■ **Available records**:
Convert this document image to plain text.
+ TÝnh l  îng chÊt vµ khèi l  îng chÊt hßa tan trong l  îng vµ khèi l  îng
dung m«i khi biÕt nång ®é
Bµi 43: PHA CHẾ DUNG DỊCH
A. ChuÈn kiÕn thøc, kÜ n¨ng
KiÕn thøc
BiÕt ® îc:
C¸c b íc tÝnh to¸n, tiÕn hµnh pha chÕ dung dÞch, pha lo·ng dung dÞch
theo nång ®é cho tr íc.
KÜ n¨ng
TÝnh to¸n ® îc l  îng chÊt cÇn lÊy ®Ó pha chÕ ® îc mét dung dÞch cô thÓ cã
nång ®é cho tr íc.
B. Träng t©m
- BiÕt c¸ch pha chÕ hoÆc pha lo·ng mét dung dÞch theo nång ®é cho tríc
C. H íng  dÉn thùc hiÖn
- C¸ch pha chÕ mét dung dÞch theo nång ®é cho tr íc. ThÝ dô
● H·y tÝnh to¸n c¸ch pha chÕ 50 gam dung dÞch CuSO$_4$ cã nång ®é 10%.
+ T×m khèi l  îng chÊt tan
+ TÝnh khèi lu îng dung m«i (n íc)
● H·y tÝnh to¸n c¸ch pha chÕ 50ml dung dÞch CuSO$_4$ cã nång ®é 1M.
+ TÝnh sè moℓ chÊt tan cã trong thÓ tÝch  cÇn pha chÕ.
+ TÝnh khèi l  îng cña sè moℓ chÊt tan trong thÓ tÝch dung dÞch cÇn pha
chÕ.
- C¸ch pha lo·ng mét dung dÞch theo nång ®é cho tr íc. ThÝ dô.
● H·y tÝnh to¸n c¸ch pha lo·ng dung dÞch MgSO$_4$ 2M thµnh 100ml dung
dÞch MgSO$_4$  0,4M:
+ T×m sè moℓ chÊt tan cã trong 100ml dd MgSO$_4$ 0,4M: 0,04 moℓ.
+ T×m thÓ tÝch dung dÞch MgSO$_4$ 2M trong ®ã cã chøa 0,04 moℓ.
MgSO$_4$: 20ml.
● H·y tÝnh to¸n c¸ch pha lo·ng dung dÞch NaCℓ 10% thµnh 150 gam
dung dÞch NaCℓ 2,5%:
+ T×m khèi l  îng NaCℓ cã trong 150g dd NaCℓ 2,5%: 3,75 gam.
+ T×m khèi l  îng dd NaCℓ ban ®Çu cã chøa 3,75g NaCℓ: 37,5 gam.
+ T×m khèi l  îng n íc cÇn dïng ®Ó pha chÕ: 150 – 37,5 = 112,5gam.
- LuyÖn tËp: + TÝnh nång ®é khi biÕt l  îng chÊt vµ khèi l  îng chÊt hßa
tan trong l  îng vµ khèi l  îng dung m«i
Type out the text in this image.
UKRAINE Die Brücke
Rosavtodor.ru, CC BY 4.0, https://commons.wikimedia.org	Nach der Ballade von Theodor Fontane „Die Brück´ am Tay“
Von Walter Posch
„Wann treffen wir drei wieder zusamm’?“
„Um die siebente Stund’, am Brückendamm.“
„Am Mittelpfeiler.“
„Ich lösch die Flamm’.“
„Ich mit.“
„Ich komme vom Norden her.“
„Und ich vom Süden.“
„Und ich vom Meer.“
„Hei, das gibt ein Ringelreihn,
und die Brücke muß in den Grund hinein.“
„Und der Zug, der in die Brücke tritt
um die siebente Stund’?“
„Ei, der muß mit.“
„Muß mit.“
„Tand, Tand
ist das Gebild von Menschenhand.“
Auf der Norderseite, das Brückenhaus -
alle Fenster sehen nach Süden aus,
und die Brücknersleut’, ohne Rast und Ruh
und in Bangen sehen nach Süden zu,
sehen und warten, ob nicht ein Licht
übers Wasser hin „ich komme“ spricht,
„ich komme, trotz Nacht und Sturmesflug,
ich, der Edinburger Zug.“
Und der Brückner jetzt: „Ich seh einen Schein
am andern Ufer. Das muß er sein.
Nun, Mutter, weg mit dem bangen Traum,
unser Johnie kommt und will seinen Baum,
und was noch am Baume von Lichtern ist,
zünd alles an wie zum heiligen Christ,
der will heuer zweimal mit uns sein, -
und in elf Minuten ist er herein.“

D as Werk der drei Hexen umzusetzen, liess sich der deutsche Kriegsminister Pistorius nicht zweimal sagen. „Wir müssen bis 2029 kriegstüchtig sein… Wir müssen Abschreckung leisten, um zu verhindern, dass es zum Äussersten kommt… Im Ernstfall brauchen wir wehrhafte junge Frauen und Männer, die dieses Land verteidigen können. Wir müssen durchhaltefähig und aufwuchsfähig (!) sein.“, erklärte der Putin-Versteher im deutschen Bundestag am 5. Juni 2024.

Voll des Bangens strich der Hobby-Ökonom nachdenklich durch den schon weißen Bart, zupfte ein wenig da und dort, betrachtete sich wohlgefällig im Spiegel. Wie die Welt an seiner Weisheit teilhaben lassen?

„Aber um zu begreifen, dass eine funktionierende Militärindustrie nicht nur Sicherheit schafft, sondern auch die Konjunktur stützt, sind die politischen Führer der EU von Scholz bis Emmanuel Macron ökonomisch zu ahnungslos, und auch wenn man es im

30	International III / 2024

■ **Aim**: Using the records above, gather all lines where the string "NaCℓ" is present.

■ **The completed task**:
● H·y tÝnh to¸n c¸ch pha lo·ng dung dÞch NaCℓ 10% thµnh 150 gam
dung dÞch NaCℓ 2,5%:
+ T×m khèi l  îng NaCℓ cã trong 150g dd NaCℓ 2,5%: 3,75 gam.
+ T×m khèi l  îng dd NaCℓ ban ®Çu cã chøa 3,75g NaCℓ: 37,5 gam.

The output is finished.